**THE TASK:** Would you repeat the listing exactly but omit every picture?

**MATERIAL FOR THIS EXERCISE:**
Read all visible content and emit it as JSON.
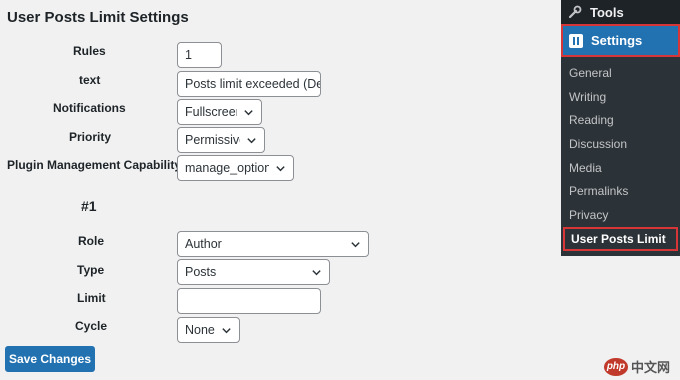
{
  "page": {
    "title": "User Posts Limit Settings",
    "save_label": "Save Changes"
  },
  "general_fields": [
    {
      "label": "Rules",
      "value": "1",
      "kind": "input"
    },
    {
      "label": "text",
      "value": "Posts limit exceeded (De",
      "kind": "input"
    },
    {
      "label": "Notifications",
      "value": "Fullscreen",
      "kind": "select"
    },
    {
      "label": "Priority",
      "value": "Permissive",
      "kind": "select"
    },
    {
      "label": "Plugin Management Capability",
      "value": "manage_options",
      "kind": "select"
    }
  ],
  "rule_section": {
    "heading": "#1",
    "fields": [
      {
        "label": "Role",
        "value": "Author",
        "kind": "select"
      },
      {
        "label": "Type",
        "value": "Posts",
        "kind": "select"
      },
      {
        "label": "Limit",
        "value": "",
        "kind": "input"
      },
      {
        "label": "Cycle",
        "value": "None",
        "kind": "select"
      }
    ]
  },
  "sidebar": {
    "tools_label": "Tools",
    "settings_label": "Settings",
    "items": [
      {
        "label": "General"
      },
      {
        "label": "Writing"
      },
      {
        "label": "Reading"
      },
      {
        "label": "Discussion"
      },
      {
        "label": "Media"
      },
      {
        "label": "Permalinks"
      },
      {
        "label": "Privacy"
      },
      {
        "label": "User Posts Limit",
        "active": true
      }
    ]
  },
  "watermark": {
    "logo": "php",
    "text": "中文网"
  },
  "colors": {
    "accent": "#2271b1",
    "highlight": "#d63638",
    "sidebar_bg": "#2c3338"
  }
}
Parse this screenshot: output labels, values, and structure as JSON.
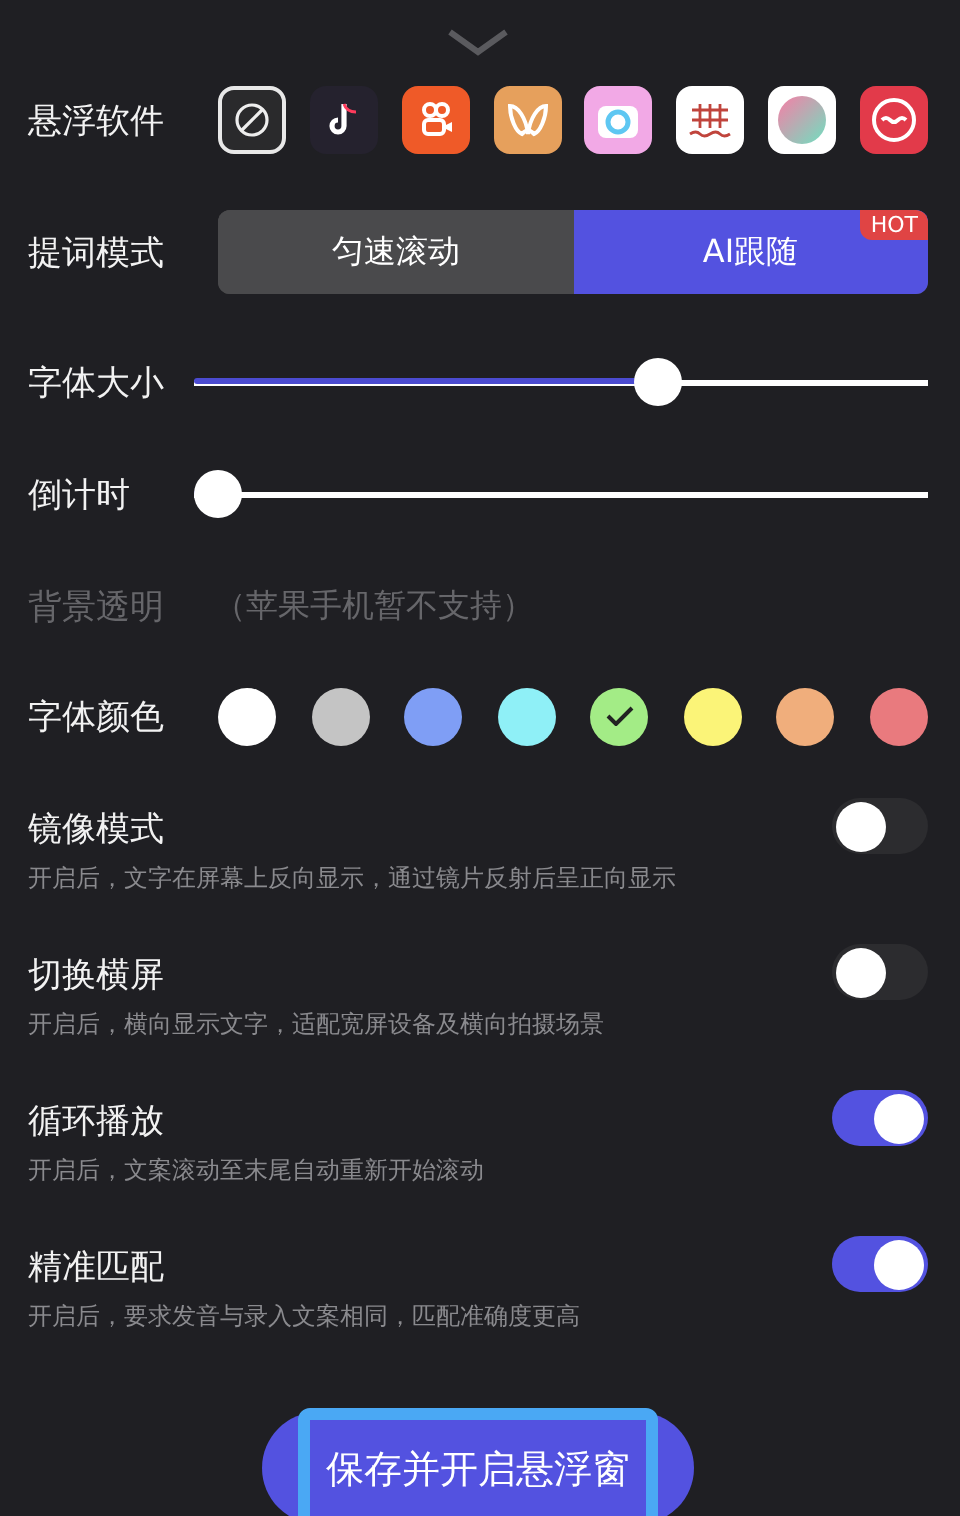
{
  "float_apps": {
    "label": "悬浮软件",
    "apps": [
      {
        "kind": "none",
        "color": "#2a2a2c",
        "selected": true
      },
      {
        "kind": "note",
        "color": "#25222e",
        "selected": false
      },
      {
        "kind": "camera",
        "color": "#ef5a28",
        "selected": false
      },
      {
        "kind": "butterfly",
        "color": "#e6a05c",
        "selected": false
      },
      {
        "kind": "ring",
        "color": "#f2a9e6",
        "selected": false
      },
      {
        "kind": "grid",
        "color": "#ffffff",
        "selected": false
      },
      {
        "kind": "gradient",
        "color": "#ffffff",
        "selected": false
      },
      {
        "kind": "face",
        "color": "#e23a4a",
        "selected": false
      }
    ]
  },
  "prompt_mode": {
    "label": "提词模式",
    "options": [
      {
        "label": "匀速滚动",
        "selected": false
      },
      {
        "label": "AI跟随",
        "selected": true,
        "badge": "HOT"
      }
    ]
  },
  "sliders": [
    {
      "label": "字体大小",
      "level": 0.64
    },
    {
      "label": "倒计时",
      "level": 0
    }
  ],
  "background": {
    "label": "背景透明",
    "note": "（苹果手机暂不支持）",
    "disabled": true
  },
  "font_color": {
    "label": "字体颜色",
    "colors": [
      {
        "color": "#ffffff",
        "selected": false
      },
      {
        "color": "#c4c4c4",
        "selected": false
      },
      {
        "color": "#7f9ef5",
        "selected": false
      },
      {
        "color": "#8ff0f7",
        "selected": false
      },
      {
        "color": "#a3ec86",
        "selected": true
      },
      {
        "color": "#fbf478",
        "selected": false
      },
      {
        "color": "#f0ae7c",
        "selected": false
      },
      {
        "color": "#e97a7e",
        "selected": false
      }
    ]
  },
  "toggles": [
    {
      "title": "镜像模式",
      "description": "开启后，文字在屏幕上反向显示，通过镜片反射后呈正向显示",
      "on": false
    },
    {
      "title": "切换横屏",
      "description": "开启后，横向显示文字，适配宽屏设备及横向拍摄场景",
      "on": false
    },
    {
      "title": "循环播放",
      "description": "开启后，文案滚动至末尾自动重新开始滚动",
      "on": true
    },
    {
      "title": "精准匹配",
      "description": "开启后，要求发音与录入文案相同，匹配准确度更高",
      "on": true
    }
  ],
  "save_button": {
    "label": "保存并开启悬浮窗",
    "highlighted": true
  }
}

**EXERCISE RESULT:**
Read all visible content and emit it as JSON.
{
  "page": {
    "title": "User Posts Limit Settings",
    "save_label": "Save Changes"
  },
  "general_fields": [
    {
      "label": "Rules",
      "value": "1",
      "kind": "input"
    },
    {
      "label": "text",
      "value": "Posts limit exceeded (De",
      "kind": "input"
    },
    {
      "label": "Notifications",
      "value": "Fullscreen",
      "kind": "select"
    },
    {
      "label": "Priority",
      "value": "Permissive",
      "kind": "select"
    },
    {
      "label": "Plugin Management Capability",
      "value": "manage_options",
      "kind": "select"
    }
  ],
  "rule_section": {
    "heading": "#1",
    "fields": [
      {
        "label": "Role",
        "value": "Author",
        "kind": "select"
      },
      {
        "label": "Type",
        "value": "Posts",
        "kind": "select"
      },
      {
        "label": "Limit",
        "value": "",
        "kind": "input"
      },
      {
        "label": "Cycle",
        "value": "None",
        "kind": "select"
      }
    ]
  },
  "sidebar": {
    "tools_label": "Tools",
    "settings_label": "Settings",
    "items": [
      {
        "label": "General"
      },
      {
        "label": "Writing"
      },
      {
        "label": "Reading"
      },
      {
        "label": "Discussion"
      },
      {
        "label": "Media"
      },
      {
        "label": "Permalinks"
      },
      {
        "label": "Privacy"
      },
      {
        "label": "User Posts Limit",
        "active": true
      }
    ]
  },
  "watermark": {
    "logo": "php",
    "text": "中文网"
  },
  "colors": {
    "accent": "#2271b1",
    "highlight": "#d63638",
    "sidebar_bg": "#2c3338"
  }
}
Parse this screenshot: output labels, values, and structure as JSON.
{
  "float_apps": {
    "label": "悬浮软件",
    "apps": [
      {
        "kind": "none",
        "color": "#2a2a2c",
        "selected": true
      },
      {
        "kind": "note",
        "color": "#25222e",
        "selected": false
      },
      {
        "kind": "camera",
        "color": "#ef5a28",
        "selected": false
      },
      {
        "kind": "butterfly",
        "color": "#e6a05c",
        "selected": false
      },
      {
        "kind": "ring",
        "color": "#f2a9e6",
        "selected": false
      },
      {
        "kind": "grid",
        "color": "#ffffff",
        "selected": false
      },
      {
        "kind": "gradient",
        "color": "#ffffff",
        "selected": false
      },
      {
        "kind": "face",
        "color": "#e23a4a",
        "selected": false
      }
    ]
  },
  "prompt_mode": {
    "label": "提词模式",
    "options": [
      {
        "label": "匀速滚动",
        "selected": false
      },
      {
        "label": "AI跟随",
        "selected": true,
        "badge": "HOT"
      }
    ]
  },
  "sliders": [
    {
      "label": "字体大小",
      "level": 0.64
    },
    {
      "label": "倒计时",
      "level": 0
    }
  ],
  "background": {
    "label": "背景透明",
    "note": "（苹果手机暂不支持）",
    "disabled": true
  },
  "font_color": {
    "label": "字体颜色",
    "colors": [
      {
        "color": "#ffffff",
        "selected": false
      },
      {
        "color": "#c4c4c4",
        "selected": false
      },
      {
        "color": "#7f9ef5",
        "selected": false
      },
      {
        "color": "#8ff0f7",
        "selected": false
      },
      {
        "color": "#a3ec86",
        "selected": true
      },
      {
        "color": "#fbf478",
        "selected": false
      },
      {
        "color": "#f0ae7c",
        "selected": false
      },
      {
        "color": "#e97a7e",
        "selected": false
      }
    ]
  },
  "toggles": [
    {
      "title": "镜像模式",
      "description": "开启后，文字在屏幕上反向显示，通过镜片反射后呈正向显示",
      "on": false
    },
    {
      "title": "切换横屏",
      "description": "开启后，横向显示文字，适配宽屏设备及横向拍摄场景",
      "on": false
    },
    {
      "title": "循环播放",
      "description": "开启后，文案滚动至末尾自动重新开始滚动",
      "on": true
    },
    {
      "title": "精准匹配",
      "description": "开启后，要求发音与录入文案相同，匹配准确度更高",
      "on": true
    }
  ],
  "save_button": {
    "label": "保存并开启悬浮窗",
    "highlighted": true
  }
}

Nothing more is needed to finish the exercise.